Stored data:
□ □ □
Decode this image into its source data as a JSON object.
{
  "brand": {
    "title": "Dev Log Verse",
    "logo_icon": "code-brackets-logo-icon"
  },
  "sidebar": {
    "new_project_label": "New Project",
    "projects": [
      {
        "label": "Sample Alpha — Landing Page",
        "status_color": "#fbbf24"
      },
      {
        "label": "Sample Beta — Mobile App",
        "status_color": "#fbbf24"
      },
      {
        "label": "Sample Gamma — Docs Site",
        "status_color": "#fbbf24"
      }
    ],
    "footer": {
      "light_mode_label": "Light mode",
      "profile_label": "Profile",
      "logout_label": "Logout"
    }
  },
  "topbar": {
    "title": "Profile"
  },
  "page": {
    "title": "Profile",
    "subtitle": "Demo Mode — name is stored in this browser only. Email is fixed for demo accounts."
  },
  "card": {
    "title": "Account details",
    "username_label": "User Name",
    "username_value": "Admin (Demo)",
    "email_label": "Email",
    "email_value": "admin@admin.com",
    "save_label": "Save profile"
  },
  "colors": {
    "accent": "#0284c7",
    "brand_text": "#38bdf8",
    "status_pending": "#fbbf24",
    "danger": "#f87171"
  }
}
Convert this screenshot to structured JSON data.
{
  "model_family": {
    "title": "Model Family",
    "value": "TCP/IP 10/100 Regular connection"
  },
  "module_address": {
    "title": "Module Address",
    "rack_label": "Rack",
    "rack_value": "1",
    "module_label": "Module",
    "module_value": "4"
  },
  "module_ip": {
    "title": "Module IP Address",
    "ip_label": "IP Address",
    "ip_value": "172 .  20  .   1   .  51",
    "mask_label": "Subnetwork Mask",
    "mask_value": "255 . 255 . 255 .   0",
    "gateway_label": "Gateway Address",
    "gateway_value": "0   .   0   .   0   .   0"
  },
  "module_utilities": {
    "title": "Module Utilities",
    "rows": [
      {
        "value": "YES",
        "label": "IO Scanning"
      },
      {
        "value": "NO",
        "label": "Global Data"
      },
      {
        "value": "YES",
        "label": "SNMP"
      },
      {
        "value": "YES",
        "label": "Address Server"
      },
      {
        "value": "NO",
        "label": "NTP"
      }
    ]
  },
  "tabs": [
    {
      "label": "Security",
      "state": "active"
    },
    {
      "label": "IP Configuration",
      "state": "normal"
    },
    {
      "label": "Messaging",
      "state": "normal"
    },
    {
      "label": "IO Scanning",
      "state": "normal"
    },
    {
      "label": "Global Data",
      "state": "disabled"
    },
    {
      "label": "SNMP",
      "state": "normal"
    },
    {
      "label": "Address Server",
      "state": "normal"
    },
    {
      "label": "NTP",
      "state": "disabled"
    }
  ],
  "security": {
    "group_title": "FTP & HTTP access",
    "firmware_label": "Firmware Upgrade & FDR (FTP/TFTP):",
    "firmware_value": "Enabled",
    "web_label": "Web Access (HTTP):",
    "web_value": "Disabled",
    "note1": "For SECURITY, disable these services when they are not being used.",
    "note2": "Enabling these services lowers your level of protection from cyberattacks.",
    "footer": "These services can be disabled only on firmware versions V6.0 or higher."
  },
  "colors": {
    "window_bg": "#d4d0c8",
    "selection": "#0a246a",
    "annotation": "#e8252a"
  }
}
□ □ □
Objective: Return all of the entries exactly as written.

Exercise solution:
Decode this image into its source data as a JSON object.
{
  "brand": {
    "title": "Dev Log Verse",
    "logo_icon": "code-brackets-logo-icon"
  },
  "sidebar": {
    "new_project_label": "New Project",
    "projects": [
      {
        "label": "Sample Alpha — Landing Page",
        "status_color": "#fbbf24"
      },
      {
        "label": "Sample Beta — Mobile App",
        "status_color": "#fbbf24"
      },
      {
        "label": "Sample Gamma — Docs Site",
        "status_color": "#fbbf24"
      }
    ],
    "footer": {
      "light_mode_label": "Light mode",
      "profile_label": "Profile",
      "logout_label": "Logout"
    }
  },
  "topbar": {
    "title": "Profile"
  },
  "page": {
    "title": "Profile",
    "subtitle": "Demo Mode — name is stored in this browser only. Email is fixed for demo accounts."
  },
  "card": {
    "title": "Account details",
    "username_label": "User Name",
    "username_value": "Admin (Demo)",
    "email_label": "Email",
    "email_value": "admin@admin.com",
    "save_label": "Save profile"
  },
  "colors": {
    "accent": "#0284c7",
    "brand_text": "#38bdf8",
    "status_pending": "#fbbf24",
    "danger": "#f87171"
  }
}
Convert this screenshot to structured JSON data.
{
  "model_family": {
    "title": "Model Family",
    "value": "TCP/IP 10/100 Regular connection"
  },
  "module_address": {
    "title": "Module Address",
    "rack_label": "Rack",
    "rack_value": "1",
    "module_label": "Module",
    "module_value": "4"
  },
  "module_ip": {
    "title": "Module IP Address",
    "ip_label": "IP Address",
    "ip_value": "172 .  20  .   1   .  51",
    "mask_label": "Subnetwork Mask",
    "mask_value": "255 . 255 . 255 .   0",
    "gateway_label": "Gateway Address",
    "gateway_value": "0   .   0   .   0   .   0"
  },
  "module_utilities": {
    "title": "Module Utilities",
    "rows": [
      {
        "value": "YES",
        "label": "IO Scanning"
      },
      {
        "value": "NO",
        "label": "Global Data"
      },
      {
        "value": "YES",
        "label": "SNMP"
      },
      {
        "value": "YES",
        "label": "Address Server"
      },
      {
        "value": "NO",
        "label": "NTP"
      }
    ]
  },
  "tabs": [
    {
      "label": "Security",
      "state": "active"
    },
    {
      "label": "IP Configuration",
      "state": "normal"
    },
    {
      "label": "Messaging",
      "state": "normal"
    },
    {
      "label": "IO Scanning",
      "state": "normal"
    },
    {
      "label": "Global Data",
      "state": "disabled"
    },
    {
      "label": "SNMP",
      "state": "normal"
    },
    {
      "label": "Address Server",
      "state": "normal"
    },
    {
      "label": "NTP",
      "state": "disabled"
    }
  ],
  "security": {
    "group_title": "FTP & HTTP access",
    "firmware_label": "Firmware Upgrade & FDR (FTP/TFTP):",
    "firmware_value": "Enabled",
    "web_label": "Web Access (HTTP):",
    "web_value": "Disabled",
    "note1": "For SECURITY, disable these services when they are not being used.",
    "note2": "Enabling these services lowers your level of protection from cyberattacks.",
    "footer": "These services can be disabled only on firmware versions V6.0 or higher."
  },
  "colors": {
    "window_bg": "#d4d0c8",
    "selection": "#0a246a",
    "annotation": "#e8252a"
  }
}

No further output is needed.